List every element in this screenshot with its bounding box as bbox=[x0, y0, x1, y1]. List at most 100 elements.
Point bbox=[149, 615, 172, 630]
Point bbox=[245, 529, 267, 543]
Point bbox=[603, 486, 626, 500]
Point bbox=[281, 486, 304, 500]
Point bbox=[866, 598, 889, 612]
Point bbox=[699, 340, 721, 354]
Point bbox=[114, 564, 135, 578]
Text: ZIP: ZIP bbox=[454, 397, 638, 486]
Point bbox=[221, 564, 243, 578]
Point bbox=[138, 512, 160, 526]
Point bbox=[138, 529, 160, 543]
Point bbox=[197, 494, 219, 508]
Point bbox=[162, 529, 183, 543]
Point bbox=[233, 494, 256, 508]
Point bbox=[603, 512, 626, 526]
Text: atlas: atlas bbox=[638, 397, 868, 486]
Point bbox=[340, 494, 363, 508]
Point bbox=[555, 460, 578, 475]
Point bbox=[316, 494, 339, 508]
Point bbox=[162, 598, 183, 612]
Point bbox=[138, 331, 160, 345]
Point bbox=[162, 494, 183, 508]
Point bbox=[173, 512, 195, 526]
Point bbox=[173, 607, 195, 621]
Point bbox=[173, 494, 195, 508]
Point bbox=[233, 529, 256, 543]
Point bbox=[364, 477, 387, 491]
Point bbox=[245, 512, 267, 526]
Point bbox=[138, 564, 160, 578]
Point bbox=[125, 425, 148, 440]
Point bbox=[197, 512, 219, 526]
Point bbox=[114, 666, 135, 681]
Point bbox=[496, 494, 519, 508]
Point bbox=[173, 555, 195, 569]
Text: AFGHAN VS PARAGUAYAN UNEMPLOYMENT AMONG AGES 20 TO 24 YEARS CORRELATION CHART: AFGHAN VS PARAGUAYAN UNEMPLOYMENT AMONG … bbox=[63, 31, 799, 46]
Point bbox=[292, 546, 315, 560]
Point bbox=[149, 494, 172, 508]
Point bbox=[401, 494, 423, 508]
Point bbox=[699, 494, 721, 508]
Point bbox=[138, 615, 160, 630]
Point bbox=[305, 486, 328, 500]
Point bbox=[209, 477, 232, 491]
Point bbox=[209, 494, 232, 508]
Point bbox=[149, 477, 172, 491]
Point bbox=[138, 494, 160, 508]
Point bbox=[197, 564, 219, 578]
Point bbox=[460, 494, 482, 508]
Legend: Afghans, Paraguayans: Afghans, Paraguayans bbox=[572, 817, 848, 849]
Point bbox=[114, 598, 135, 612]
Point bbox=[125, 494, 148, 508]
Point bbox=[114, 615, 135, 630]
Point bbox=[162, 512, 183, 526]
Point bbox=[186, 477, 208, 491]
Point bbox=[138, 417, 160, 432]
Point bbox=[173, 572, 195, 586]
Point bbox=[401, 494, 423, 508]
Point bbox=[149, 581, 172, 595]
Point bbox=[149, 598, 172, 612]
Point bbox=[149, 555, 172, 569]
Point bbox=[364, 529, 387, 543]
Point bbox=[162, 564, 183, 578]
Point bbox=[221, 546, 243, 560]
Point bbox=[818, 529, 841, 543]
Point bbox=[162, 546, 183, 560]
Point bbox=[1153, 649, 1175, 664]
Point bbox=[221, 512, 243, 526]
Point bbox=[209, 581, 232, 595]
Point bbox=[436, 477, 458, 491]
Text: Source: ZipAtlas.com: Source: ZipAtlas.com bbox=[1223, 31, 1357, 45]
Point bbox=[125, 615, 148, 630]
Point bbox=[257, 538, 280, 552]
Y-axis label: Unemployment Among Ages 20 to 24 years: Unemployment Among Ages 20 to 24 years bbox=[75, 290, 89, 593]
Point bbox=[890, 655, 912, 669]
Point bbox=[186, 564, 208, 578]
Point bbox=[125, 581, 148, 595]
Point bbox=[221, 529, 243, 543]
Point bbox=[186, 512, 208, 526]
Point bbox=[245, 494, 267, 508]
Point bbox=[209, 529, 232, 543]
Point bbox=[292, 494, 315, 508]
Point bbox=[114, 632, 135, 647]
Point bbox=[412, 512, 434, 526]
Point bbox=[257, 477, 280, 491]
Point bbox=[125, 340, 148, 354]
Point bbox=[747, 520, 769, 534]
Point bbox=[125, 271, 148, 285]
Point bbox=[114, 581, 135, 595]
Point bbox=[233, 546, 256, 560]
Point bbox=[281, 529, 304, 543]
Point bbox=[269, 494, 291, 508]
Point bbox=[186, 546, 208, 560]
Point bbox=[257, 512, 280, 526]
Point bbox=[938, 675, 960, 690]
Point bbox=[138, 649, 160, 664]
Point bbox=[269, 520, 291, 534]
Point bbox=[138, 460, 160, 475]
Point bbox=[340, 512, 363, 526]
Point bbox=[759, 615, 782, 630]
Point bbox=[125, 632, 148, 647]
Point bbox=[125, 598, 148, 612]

════

§ **EXERCISE DIRECTIONS**
Rewrite the lines from the first one through the line containing "Point bbox=[149, 581, 172, 595]", replacing "Legend" with "Key" and leaving everything else as it is.

§ **OUTPUT OF THE EXERCISE**
List every element in this screenshot with its bounding box as bbox=[x0, y0, x1, y1]. List at most 100 elements.
Point bbox=[149, 615, 172, 630]
Point bbox=[245, 529, 267, 543]
Point bbox=[603, 486, 626, 500]
Point bbox=[281, 486, 304, 500]
Point bbox=[866, 598, 889, 612]
Point bbox=[699, 340, 721, 354]
Point bbox=[114, 564, 135, 578]
Text: ZIP: ZIP bbox=[454, 397, 638, 486]
Point bbox=[221, 564, 243, 578]
Point bbox=[138, 512, 160, 526]
Point bbox=[138, 529, 160, 543]
Point bbox=[197, 494, 219, 508]
Point bbox=[162, 529, 183, 543]
Point bbox=[233, 494, 256, 508]
Point bbox=[603, 512, 626, 526]
Text: atlas: atlas bbox=[638, 397, 868, 486]
Point bbox=[340, 494, 363, 508]
Point bbox=[555, 460, 578, 475]
Point bbox=[316, 494, 339, 508]
Point bbox=[162, 598, 183, 612]
Point bbox=[138, 331, 160, 345]
Point bbox=[162, 494, 183, 508]
Point bbox=[173, 512, 195, 526]
Point bbox=[173, 607, 195, 621]
Point bbox=[173, 494, 195, 508]
Point bbox=[233, 529, 256, 543]
Point bbox=[364, 477, 387, 491]
Point bbox=[245, 512, 267, 526]
Point bbox=[138, 564, 160, 578]
Point bbox=[125, 425, 148, 440]
Point bbox=[197, 512, 219, 526]
Point bbox=[114, 666, 135, 681]
Point bbox=[496, 494, 519, 508]
Point bbox=[173, 555, 195, 569]
Text: AFGHAN VS PARAGUAYAN UNEMPLOYMENT AMONG AGES 20 TO 24 YEARS CORRELATION CHART: AFGHAN VS PARAGUAYAN UNEMPLOYMENT AMONG … bbox=[63, 31, 799, 46]
Point bbox=[292, 546, 315, 560]
Point bbox=[149, 494, 172, 508]
Point bbox=[401, 494, 423, 508]
Point bbox=[699, 494, 721, 508]
Point bbox=[138, 615, 160, 630]
Point bbox=[305, 486, 328, 500]
Point bbox=[209, 477, 232, 491]
Point bbox=[209, 494, 232, 508]
Point bbox=[149, 477, 172, 491]
Point bbox=[138, 494, 160, 508]
Point bbox=[197, 564, 219, 578]
Point bbox=[460, 494, 482, 508]
Key: Afghans, Paraguayans: Afghans, Paraguayans bbox=[572, 817, 848, 849]
Point bbox=[114, 598, 135, 612]
Point bbox=[125, 494, 148, 508]
Point bbox=[114, 615, 135, 630]
Point bbox=[162, 512, 183, 526]
Point bbox=[186, 477, 208, 491]
Point bbox=[138, 417, 160, 432]
Point bbox=[173, 572, 195, 586]
Point bbox=[401, 494, 423, 508]
Point bbox=[149, 581, 172, 595]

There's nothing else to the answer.